#### [WHAT TO PRODUCE]
In the records below, copy out word for word the lines starting with the one that has "- help-icon[interactable]: ?: [236, 252, 251, 267]" and ending with the one that has "- time-filter-label: Past", including both of those lines.
::::::::
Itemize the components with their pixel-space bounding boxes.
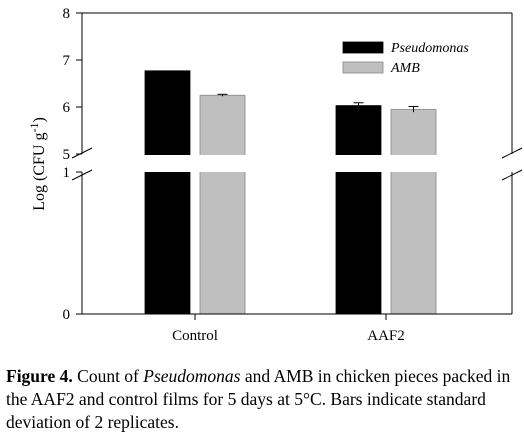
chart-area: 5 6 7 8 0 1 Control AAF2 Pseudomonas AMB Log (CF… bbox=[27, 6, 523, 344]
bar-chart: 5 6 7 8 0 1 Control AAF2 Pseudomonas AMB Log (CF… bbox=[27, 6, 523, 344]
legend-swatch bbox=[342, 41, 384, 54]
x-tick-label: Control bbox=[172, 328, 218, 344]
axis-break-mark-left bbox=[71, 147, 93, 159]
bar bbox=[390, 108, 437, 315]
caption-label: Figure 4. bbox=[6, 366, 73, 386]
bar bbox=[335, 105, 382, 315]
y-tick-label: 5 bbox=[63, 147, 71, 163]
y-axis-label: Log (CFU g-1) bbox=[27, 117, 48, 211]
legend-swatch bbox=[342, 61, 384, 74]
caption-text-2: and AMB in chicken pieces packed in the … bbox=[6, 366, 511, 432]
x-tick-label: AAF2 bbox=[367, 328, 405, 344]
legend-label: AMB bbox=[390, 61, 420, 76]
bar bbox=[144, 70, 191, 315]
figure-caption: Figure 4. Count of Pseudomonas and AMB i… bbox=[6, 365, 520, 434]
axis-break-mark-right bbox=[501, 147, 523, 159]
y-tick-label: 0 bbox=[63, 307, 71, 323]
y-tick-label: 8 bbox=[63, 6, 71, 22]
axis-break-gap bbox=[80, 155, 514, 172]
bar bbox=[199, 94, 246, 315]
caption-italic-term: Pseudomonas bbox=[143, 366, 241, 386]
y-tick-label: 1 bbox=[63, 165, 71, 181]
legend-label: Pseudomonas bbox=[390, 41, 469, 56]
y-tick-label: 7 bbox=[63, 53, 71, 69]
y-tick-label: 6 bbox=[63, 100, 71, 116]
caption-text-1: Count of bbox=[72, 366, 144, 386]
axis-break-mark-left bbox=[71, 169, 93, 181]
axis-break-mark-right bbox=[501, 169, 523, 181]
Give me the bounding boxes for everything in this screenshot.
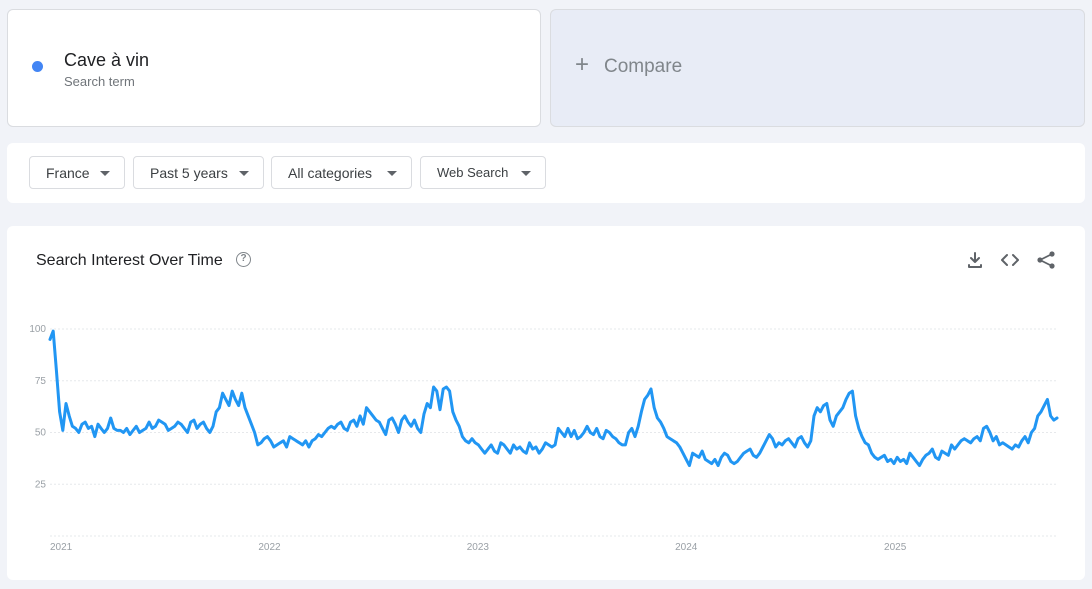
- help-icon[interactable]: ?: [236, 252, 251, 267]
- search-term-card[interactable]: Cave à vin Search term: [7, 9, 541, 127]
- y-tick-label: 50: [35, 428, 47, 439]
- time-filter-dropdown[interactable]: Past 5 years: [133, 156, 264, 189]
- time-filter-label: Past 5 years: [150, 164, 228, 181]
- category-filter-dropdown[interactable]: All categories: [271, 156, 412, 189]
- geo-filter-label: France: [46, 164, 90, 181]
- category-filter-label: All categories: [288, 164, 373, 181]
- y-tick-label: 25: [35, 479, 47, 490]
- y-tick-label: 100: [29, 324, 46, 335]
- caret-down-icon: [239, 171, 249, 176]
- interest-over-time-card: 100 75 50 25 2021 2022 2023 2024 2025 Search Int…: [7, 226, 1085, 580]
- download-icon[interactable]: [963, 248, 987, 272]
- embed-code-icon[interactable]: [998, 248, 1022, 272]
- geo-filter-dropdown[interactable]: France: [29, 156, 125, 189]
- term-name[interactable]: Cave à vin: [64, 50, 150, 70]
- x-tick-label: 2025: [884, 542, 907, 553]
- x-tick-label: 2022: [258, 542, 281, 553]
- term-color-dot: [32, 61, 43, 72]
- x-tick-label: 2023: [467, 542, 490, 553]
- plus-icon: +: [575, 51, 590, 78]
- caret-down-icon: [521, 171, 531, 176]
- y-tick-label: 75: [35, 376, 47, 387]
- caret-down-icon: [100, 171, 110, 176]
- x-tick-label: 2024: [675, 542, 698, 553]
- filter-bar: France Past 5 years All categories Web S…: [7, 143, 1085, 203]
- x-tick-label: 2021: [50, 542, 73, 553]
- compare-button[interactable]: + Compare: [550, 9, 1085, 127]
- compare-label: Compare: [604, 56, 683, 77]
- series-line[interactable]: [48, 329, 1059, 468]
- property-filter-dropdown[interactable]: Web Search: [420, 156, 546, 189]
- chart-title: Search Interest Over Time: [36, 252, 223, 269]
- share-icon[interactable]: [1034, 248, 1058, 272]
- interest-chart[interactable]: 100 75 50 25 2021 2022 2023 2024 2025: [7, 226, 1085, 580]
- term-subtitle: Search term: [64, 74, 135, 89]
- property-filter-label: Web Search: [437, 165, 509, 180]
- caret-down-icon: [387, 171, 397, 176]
::::::::
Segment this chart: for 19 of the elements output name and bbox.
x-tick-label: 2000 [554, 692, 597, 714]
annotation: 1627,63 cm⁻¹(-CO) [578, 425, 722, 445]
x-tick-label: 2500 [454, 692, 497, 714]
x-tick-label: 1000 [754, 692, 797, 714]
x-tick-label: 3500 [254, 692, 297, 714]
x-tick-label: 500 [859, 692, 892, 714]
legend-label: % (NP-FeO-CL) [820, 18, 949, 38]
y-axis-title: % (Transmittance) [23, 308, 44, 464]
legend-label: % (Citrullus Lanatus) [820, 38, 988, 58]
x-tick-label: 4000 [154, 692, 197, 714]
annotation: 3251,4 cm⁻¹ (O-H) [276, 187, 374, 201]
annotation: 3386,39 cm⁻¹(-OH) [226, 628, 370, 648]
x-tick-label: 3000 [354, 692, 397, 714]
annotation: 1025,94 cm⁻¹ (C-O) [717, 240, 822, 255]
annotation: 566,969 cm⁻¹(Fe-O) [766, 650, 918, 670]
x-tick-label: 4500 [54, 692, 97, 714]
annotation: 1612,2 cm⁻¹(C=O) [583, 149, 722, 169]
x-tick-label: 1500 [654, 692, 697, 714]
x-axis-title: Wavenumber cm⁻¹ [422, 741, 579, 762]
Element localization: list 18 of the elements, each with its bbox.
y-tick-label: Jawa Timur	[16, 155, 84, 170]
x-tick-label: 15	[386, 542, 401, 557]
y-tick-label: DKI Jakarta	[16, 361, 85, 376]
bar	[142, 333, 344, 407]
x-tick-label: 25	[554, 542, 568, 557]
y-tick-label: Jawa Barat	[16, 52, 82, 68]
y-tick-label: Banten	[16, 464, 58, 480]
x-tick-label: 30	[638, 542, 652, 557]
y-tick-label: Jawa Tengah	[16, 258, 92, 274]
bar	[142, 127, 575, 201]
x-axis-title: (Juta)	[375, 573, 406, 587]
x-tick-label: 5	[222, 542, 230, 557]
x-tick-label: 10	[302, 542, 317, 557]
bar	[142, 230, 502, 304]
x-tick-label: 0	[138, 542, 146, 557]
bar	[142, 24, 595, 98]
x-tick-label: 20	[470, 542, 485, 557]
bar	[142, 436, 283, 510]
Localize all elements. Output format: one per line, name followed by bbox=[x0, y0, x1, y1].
::::::::
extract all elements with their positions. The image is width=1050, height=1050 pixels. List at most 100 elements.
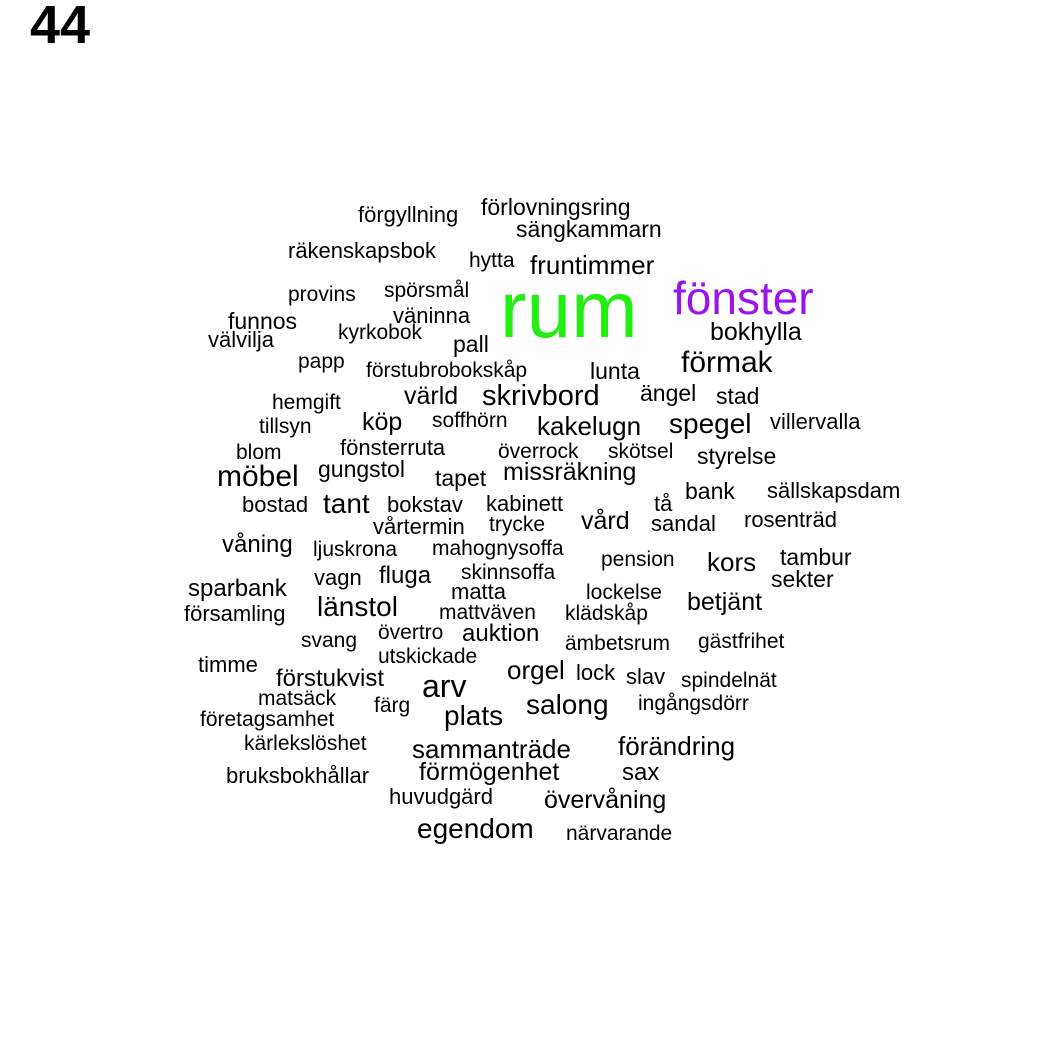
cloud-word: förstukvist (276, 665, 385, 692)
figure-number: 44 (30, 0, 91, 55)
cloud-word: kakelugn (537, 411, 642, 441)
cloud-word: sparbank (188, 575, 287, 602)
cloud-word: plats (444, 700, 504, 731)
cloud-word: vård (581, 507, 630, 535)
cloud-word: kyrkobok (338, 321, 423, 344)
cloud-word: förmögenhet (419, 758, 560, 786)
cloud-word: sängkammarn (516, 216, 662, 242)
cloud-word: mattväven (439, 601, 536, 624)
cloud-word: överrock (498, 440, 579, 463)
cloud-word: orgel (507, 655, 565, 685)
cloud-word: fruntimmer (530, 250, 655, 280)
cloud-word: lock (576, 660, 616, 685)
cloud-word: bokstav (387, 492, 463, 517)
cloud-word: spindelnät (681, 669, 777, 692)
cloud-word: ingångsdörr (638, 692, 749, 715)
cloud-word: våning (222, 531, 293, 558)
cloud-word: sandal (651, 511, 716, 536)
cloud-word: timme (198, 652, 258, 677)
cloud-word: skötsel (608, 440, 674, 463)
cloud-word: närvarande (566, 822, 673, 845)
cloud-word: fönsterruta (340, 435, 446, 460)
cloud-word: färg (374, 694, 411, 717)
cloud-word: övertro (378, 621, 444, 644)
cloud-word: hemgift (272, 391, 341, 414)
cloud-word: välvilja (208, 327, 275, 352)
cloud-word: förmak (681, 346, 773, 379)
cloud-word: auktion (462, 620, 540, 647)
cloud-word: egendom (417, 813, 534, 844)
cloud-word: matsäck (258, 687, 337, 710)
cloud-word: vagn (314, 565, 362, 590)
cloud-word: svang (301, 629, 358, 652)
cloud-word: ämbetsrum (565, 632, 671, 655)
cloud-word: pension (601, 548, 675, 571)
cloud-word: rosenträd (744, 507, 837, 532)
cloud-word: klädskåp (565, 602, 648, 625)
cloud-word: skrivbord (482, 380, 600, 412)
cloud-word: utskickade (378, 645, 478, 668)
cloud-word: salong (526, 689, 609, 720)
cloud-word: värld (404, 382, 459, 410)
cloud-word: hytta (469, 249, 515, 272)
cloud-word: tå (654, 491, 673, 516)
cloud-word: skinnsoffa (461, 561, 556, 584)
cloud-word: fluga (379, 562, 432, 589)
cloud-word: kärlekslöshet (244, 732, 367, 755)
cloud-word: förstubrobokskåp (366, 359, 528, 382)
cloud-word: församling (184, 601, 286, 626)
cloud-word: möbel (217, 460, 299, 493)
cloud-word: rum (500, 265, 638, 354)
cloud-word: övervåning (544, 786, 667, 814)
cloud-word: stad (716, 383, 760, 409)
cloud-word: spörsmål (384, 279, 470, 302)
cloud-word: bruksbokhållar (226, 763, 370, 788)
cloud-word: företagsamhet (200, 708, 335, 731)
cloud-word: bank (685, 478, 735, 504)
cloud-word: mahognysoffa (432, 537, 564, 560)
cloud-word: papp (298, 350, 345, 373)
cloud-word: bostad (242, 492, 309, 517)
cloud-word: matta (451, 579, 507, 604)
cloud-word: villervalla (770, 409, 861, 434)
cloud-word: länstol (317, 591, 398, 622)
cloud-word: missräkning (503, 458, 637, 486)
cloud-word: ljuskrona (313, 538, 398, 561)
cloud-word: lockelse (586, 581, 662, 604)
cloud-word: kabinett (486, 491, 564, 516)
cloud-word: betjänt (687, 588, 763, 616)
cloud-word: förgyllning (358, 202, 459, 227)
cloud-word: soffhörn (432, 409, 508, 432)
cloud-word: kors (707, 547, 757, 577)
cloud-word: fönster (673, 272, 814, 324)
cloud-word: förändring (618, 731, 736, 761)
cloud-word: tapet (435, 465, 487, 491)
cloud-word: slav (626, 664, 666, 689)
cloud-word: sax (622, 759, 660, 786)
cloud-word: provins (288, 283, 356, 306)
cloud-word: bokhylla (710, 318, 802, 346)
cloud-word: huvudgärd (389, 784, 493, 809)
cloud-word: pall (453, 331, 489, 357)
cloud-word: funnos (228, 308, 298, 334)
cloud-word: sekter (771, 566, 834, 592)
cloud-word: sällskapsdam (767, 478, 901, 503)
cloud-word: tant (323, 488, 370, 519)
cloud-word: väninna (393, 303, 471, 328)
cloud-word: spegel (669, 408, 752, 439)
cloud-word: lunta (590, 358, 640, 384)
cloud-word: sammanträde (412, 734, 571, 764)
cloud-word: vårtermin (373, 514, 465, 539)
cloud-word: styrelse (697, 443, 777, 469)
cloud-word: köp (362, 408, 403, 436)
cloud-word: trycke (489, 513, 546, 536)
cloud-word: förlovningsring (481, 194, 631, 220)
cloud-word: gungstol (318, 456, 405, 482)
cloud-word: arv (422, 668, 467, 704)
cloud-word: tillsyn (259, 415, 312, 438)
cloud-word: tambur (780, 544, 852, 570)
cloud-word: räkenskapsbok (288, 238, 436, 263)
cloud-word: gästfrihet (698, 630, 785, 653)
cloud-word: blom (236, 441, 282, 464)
::::::::
#### [SOLUTION FOR THIS TASK]
- help-icon[interactable]: ?: [236, 252, 251, 267]
- search-term-card[interactable]: Cave à vin Search term: [7, 9, 541, 127]
- y-tick-label: 50: [35, 428, 47, 439]
- time-filter-dropdown[interactable]: Past 5 years: [133, 156, 264, 189]
- time-filter-label: Past 5 years: [150, 164, 228, 181]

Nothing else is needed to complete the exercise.